Dataset entries
········

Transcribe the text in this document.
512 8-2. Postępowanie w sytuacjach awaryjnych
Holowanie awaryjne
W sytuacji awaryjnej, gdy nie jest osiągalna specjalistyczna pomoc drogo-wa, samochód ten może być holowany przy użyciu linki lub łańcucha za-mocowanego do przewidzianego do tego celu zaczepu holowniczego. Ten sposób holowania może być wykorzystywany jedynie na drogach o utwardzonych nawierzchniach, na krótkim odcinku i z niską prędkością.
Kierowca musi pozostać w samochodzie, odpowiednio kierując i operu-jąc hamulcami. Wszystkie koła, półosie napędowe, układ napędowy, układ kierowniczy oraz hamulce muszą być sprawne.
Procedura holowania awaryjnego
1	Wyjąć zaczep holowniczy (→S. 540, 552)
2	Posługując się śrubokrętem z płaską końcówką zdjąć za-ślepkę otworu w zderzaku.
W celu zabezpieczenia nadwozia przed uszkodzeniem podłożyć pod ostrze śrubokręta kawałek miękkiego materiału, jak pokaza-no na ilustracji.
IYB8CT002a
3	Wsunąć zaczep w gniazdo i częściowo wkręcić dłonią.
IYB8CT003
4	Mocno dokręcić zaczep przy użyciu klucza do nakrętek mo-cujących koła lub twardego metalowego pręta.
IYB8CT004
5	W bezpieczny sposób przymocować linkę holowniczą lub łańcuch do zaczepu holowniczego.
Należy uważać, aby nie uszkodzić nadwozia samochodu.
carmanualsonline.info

········

**TASK BRIEF:**
Repeat the data exactly. Leave nothing out.

**CORRECT ANSWER:**
Transcribe the text in this document.
512 8-2. Postępowanie w sytuacjach awaryjnych
Holowanie awaryjne
W sytuacji awaryjnej, gdy nie jest osiągalna specjalistyczna pomoc drogo-wa, samochód ten może być holowany przy użyciu linki lub łańcucha za-mocowanego do przewidzianego do tego celu zaczepu holowniczego. Ten sposób holowania może być wykorzystywany jedynie na drogach o utwardzonych nawierzchniach, na krótkim odcinku i z niską prędkością.
Kierowca musi pozostać w samochodzie, odpowiednio kierując i operu-jąc hamulcami. Wszystkie koła, półosie napędowe, układ napędowy, układ kierowniczy oraz hamulce muszą być sprawne.
Procedura holowania awaryjnego
1	Wyjąć zaczep holowniczy (→S. 540, 552)
2	Posługując się śrubokrętem z płaską końcówką zdjąć za-ślepkę otworu w zderzaku.
W celu zabezpieczenia nadwozia przed uszkodzeniem podłożyć pod ostrze śrubokręta kawałek miękkiego materiału, jak pokaza-no na ilustracji.
IYB8CT002a
3	Wsunąć zaczep w gniazdo i częściowo wkręcić dłonią.
IYB8CT003
4	Mocno dokręcić zaczep przy użyciu klucza do nakrętek mo-cujących koła lub twardego metalowego pręta.
IYB8CT004
5	W bezpieczny sposób przymocować linkę holowniczą lub łańcuch do zaczepu holowniczego.
Należy uważać, aby nie uszkodzić nadwozia samochodu.
carmanualsonline.info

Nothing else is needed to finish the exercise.